[TASK TO COMPLETE]: Every line below that holds the string "Chabrier" should be copied out.

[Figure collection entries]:
* BEGIN *

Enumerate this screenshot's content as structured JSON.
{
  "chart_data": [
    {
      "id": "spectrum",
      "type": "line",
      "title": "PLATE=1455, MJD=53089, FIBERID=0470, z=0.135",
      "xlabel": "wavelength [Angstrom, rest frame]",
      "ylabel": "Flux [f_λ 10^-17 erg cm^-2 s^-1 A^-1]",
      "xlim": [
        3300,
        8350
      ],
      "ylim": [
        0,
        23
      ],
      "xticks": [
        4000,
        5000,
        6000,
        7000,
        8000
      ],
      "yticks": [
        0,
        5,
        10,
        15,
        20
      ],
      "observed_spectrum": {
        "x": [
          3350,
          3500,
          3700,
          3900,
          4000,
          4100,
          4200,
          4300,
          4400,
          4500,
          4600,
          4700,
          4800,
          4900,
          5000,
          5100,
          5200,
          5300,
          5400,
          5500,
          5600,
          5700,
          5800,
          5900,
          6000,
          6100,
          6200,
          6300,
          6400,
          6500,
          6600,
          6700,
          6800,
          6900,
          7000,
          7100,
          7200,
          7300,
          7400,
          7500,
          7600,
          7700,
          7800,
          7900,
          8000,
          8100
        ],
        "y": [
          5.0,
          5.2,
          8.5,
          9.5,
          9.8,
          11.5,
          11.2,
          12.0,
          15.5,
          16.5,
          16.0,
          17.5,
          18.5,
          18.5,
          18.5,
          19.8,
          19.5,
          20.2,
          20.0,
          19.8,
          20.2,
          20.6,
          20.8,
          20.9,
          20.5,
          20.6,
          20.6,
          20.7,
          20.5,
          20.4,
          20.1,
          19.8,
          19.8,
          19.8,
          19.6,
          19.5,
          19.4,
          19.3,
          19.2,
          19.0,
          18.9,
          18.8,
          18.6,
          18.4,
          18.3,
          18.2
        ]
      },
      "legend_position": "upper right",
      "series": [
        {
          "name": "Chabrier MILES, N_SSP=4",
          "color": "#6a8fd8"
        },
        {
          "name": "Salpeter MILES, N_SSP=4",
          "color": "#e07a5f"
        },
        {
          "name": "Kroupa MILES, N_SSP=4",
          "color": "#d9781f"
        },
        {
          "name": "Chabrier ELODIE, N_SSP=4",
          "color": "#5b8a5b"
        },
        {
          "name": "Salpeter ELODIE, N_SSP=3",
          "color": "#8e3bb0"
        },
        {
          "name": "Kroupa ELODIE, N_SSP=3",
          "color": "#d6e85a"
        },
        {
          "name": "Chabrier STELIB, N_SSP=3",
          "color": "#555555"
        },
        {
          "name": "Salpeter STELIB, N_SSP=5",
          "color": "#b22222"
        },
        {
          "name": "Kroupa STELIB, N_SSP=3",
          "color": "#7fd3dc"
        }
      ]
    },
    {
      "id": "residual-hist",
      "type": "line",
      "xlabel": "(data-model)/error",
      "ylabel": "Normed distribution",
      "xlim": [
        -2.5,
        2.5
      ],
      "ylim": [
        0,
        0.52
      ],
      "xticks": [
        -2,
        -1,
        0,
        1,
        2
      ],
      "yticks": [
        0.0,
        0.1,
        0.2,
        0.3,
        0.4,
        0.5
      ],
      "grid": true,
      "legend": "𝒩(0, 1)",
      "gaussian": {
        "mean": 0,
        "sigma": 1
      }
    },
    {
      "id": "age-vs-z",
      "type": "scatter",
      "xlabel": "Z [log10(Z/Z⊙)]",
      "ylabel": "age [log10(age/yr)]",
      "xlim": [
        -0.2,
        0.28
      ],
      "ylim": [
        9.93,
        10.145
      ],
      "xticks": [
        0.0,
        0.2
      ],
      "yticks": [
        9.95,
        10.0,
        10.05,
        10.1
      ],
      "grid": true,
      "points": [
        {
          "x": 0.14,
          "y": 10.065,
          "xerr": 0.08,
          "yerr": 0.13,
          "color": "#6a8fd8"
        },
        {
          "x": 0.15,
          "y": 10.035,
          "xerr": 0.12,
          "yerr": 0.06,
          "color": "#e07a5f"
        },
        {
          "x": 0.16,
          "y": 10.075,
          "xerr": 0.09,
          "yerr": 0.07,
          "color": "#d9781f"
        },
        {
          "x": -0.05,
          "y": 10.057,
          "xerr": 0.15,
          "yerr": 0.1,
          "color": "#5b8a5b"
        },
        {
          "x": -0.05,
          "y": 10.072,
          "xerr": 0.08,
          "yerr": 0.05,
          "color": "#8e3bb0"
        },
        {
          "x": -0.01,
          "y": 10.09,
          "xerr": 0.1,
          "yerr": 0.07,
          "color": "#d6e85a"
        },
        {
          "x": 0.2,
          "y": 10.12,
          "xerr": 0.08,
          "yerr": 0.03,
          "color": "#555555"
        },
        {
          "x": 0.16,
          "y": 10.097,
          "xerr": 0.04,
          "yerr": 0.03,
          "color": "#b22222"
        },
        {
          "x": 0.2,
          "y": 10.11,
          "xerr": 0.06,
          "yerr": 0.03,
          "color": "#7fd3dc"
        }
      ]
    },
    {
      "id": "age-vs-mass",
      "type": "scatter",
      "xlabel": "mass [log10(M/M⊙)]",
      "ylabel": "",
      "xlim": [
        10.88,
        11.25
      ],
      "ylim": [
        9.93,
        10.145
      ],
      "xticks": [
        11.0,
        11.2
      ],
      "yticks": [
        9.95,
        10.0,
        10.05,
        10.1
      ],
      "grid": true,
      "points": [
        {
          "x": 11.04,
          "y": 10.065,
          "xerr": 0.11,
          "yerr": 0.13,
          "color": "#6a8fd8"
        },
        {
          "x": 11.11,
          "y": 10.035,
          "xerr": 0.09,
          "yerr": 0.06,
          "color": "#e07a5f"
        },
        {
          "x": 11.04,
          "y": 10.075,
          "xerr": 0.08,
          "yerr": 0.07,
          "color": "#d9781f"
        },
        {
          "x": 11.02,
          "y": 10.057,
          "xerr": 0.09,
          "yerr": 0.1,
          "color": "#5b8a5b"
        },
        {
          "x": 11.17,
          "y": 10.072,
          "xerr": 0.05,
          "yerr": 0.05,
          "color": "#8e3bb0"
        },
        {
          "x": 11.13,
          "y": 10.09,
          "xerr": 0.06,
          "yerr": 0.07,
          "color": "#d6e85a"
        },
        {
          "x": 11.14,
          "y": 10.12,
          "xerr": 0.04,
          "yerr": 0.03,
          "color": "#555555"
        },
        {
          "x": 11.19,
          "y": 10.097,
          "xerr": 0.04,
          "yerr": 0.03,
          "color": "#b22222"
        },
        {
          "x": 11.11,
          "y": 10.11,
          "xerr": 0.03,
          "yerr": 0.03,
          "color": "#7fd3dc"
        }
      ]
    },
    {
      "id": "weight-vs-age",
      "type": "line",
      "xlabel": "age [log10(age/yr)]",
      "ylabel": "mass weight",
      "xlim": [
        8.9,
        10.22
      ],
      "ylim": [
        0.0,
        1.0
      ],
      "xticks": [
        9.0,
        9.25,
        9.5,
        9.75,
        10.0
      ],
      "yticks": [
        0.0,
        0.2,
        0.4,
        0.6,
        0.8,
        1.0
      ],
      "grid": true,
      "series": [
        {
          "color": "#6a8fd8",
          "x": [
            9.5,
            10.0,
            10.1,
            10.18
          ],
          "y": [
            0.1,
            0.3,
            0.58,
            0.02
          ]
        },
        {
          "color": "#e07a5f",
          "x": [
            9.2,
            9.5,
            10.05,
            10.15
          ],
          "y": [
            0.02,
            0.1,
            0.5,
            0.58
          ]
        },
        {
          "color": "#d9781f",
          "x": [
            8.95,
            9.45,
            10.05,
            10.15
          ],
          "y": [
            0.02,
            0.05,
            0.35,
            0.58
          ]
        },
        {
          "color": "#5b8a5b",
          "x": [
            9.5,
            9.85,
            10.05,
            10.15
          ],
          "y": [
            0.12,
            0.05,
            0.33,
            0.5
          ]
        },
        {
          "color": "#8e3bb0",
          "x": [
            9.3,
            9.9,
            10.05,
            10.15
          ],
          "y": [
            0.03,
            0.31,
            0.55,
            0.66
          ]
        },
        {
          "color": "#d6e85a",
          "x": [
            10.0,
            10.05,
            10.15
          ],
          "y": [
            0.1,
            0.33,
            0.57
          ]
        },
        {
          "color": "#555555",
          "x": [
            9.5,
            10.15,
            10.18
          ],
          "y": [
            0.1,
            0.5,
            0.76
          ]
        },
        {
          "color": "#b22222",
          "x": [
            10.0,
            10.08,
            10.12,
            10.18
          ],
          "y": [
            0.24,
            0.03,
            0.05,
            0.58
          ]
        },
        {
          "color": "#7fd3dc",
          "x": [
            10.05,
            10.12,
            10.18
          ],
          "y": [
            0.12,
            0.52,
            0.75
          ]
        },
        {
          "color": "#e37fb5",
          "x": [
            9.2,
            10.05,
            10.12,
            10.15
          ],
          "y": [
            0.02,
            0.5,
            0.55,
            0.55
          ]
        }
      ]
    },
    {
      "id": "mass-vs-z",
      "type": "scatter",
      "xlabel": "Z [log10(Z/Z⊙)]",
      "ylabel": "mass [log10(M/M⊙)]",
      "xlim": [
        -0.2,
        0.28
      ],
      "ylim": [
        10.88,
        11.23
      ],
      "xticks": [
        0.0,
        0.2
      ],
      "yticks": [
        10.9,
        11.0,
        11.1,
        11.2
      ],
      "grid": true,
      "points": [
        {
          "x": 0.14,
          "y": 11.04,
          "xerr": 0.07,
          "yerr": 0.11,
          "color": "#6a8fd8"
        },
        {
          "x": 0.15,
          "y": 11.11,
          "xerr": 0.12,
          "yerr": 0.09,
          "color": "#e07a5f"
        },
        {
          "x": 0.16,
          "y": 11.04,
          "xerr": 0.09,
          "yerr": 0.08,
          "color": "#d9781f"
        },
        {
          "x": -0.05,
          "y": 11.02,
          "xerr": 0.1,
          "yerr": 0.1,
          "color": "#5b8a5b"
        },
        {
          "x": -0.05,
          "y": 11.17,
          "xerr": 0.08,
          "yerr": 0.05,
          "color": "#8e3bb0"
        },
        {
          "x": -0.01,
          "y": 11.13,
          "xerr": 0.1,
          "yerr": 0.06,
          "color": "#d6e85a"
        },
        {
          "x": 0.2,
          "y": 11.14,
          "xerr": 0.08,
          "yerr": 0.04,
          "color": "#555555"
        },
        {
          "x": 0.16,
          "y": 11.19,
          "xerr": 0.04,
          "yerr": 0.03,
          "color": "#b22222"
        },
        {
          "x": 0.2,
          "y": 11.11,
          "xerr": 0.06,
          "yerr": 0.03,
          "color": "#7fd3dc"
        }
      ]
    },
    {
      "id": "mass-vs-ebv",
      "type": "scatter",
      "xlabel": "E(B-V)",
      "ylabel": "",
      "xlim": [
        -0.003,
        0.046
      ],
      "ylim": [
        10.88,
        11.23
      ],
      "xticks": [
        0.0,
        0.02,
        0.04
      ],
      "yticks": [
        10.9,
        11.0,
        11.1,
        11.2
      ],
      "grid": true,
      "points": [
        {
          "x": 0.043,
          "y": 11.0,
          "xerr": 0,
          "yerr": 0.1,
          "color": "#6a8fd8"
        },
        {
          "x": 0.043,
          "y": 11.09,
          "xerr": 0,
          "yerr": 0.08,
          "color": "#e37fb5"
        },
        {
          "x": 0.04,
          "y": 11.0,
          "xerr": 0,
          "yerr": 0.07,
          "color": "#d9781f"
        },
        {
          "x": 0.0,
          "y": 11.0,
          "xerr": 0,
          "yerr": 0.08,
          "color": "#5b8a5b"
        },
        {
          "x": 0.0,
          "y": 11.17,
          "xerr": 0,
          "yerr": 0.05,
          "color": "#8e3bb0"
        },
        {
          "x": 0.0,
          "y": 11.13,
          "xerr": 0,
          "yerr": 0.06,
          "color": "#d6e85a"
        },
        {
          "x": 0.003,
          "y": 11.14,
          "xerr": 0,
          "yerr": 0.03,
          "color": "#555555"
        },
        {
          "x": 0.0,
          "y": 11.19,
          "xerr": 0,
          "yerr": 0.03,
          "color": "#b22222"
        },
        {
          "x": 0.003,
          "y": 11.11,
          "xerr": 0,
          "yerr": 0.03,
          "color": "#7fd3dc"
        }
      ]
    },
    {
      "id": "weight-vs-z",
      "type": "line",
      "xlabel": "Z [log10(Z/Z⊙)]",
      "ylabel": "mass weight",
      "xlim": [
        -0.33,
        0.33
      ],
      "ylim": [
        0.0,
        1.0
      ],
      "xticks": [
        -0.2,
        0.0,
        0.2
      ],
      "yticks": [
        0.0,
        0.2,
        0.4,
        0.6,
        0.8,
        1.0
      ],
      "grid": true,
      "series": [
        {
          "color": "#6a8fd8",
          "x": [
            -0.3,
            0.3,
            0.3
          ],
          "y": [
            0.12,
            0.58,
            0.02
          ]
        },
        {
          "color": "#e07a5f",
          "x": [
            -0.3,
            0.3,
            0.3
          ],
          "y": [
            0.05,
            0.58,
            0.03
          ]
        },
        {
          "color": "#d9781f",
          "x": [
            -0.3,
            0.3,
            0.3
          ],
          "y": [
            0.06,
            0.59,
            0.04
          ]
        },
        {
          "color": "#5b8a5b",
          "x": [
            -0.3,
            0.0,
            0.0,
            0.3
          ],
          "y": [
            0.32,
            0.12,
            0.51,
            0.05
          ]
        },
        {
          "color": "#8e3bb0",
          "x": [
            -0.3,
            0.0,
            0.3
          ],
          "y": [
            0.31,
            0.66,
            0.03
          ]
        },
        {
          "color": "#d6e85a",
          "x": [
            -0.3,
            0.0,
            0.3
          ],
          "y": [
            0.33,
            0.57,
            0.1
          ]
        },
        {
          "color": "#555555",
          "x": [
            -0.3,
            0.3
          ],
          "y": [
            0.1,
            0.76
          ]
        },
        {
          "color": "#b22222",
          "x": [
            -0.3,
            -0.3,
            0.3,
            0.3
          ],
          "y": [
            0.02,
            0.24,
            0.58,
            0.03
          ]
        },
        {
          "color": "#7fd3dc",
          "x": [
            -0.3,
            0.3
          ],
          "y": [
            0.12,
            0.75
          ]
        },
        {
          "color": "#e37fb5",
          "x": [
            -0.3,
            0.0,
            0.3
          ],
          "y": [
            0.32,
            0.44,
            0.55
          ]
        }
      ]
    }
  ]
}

* END *

[ANSWER TO THE PROBLEM]:
          "name": "Chabrier MILES, N_SSP=4",
          "name": "Chabrier ELODIE, N_SSP=4",
          "name": "Chabrier STELIB, N_SSP=3",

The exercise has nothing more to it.